(Figure contents as structured data)
-- -- --

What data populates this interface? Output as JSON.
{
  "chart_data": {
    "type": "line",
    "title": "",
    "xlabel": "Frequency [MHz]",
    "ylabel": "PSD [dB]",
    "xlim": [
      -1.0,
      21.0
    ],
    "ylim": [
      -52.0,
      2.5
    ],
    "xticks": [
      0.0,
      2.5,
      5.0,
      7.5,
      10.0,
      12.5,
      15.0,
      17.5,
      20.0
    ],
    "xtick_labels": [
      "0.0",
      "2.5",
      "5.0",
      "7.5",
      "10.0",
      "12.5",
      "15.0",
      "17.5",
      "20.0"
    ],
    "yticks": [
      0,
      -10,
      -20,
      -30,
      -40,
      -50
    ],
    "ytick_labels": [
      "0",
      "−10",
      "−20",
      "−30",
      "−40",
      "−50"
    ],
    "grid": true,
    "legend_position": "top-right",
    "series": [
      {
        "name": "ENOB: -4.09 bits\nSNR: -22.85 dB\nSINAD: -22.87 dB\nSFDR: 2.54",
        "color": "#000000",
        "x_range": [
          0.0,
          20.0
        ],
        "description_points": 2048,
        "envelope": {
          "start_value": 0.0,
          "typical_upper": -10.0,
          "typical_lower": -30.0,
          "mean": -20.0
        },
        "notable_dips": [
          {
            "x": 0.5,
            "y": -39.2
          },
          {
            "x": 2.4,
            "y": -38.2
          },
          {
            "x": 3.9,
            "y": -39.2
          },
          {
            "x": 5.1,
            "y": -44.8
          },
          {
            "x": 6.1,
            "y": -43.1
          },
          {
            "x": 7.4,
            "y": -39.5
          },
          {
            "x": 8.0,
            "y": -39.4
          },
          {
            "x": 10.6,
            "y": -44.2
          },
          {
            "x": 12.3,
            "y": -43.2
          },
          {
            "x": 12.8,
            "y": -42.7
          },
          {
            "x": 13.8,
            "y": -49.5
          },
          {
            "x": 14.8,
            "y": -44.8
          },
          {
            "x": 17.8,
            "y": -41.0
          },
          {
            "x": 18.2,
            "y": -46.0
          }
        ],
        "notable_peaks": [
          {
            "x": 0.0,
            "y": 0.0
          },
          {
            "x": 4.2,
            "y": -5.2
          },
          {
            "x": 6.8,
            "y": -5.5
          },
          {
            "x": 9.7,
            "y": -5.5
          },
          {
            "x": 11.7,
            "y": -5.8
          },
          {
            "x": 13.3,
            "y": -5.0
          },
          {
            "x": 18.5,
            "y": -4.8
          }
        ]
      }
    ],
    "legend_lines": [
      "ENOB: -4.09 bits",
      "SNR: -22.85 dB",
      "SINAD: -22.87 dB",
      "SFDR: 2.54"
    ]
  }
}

-- -- --

THE PROBLEM
Provide an exact reproduction of all the entries shown above.

SOLUTION BELOW
What data populates this interface? Output as JSON.
{
  "chart_data": {
    "type": "line",
    "title": "",
    "xlabel": "Frequency [MHz]",
    "ylabel": "PSD [dB]",
    "xlim": [
      -1.0,
      21.0
    ],
    "ylim": [
      -52.0,
      2.5
    ],
    "xticks": [
      0.0,
      2.5,
      5.0,
      7.5,
      10.0,
      12.5,
      15.0,
      17.5,
      20.0
    ],
    "xtick_labels": [
      "0.0",
      "2.5",
      "5.0",
      "7.5",
      "10.0",
      "12.5",
      "15.0",
      "17.5",
      "20.0"
    ],
    "yticks": [
      0,
      -10,
      -20,
      -30,
      -40,
      -50
    ],
    "ytick_labels": [
      "0",
      "−10",
      "−20",
      "−30",
      "−40",
      "−50"
    ],
    "grid": true,
    "legend_position": "top-right",
    "series": [
      {
        "name": "ENOB: -4.09 bits\nSNR: -22.85 dB\nSINAD: -22.87 dB\nSFDR: 2.54",
        "color": "#000000",
        "x_range": [
          0.0,
          20.0
        ],
        "description_points": 2048,
        "envelope": {
          "start_value": 0.0,
          "typical_upper": -10.0,
          "typical_lower": -30.0,
          "mean": -20.0
        },
        "notable_dips": [
          {
            "x": 0.5,
            "y": -39.2
          },
          {
            "x": 2.4,
            "y": -38.2
          },
          {
            "x": 3.9,
            "y": -39.2
          },
          {
            "x": 5.1,
            "y": -44.8
          },
          {
            "x": 6.1,
            "y": -43.1
          },
          {
            "x": 7.4,
            "y": -39.5
          },
          {
            "x": 8.0,
            "y": -39.4
          },
          {
            "x": 10.6,
            "y": -44.2
          },
          {
            "x": 12.3,
            "y": -43.2
          },
          {
            "x": 12.8,
            "y": -42.7
          },
          {
            "x": 13.8,
            "y": -49.5
          },
          {
            "x": 14.8,
            "y": -44.8
          },
          {
            "x": 17.8,
            "y": -41.0
          },
          {
            "x": 18.2,
            "y": -46.0
          }
        ],
        "notable_peaks": [
          {
            "x": 0.0,
            "y": 0.0
          },
          {
            "x": 4.2,
            "y": -5.2
          },
          {
            "x": 6.8,
            "y": -5.5
          },
          {
            "x": 9.7,
            "y": -5.5
          },
          {
            "x": 11.7,
            "y": -5.8
          },
          {
            "x": 13.3,
            "y": -5.0
          },
          {
            "x": 18.5,
            "y": -4.8
          }
        ]
      }
    ],
    "legend_lines": [
      "ENOB: -4.09 bits",
      "SNR: -22.85 dB",
      "SINAD: -22.87 dB",
      "SFDR: 2.54"
    ]
  }
}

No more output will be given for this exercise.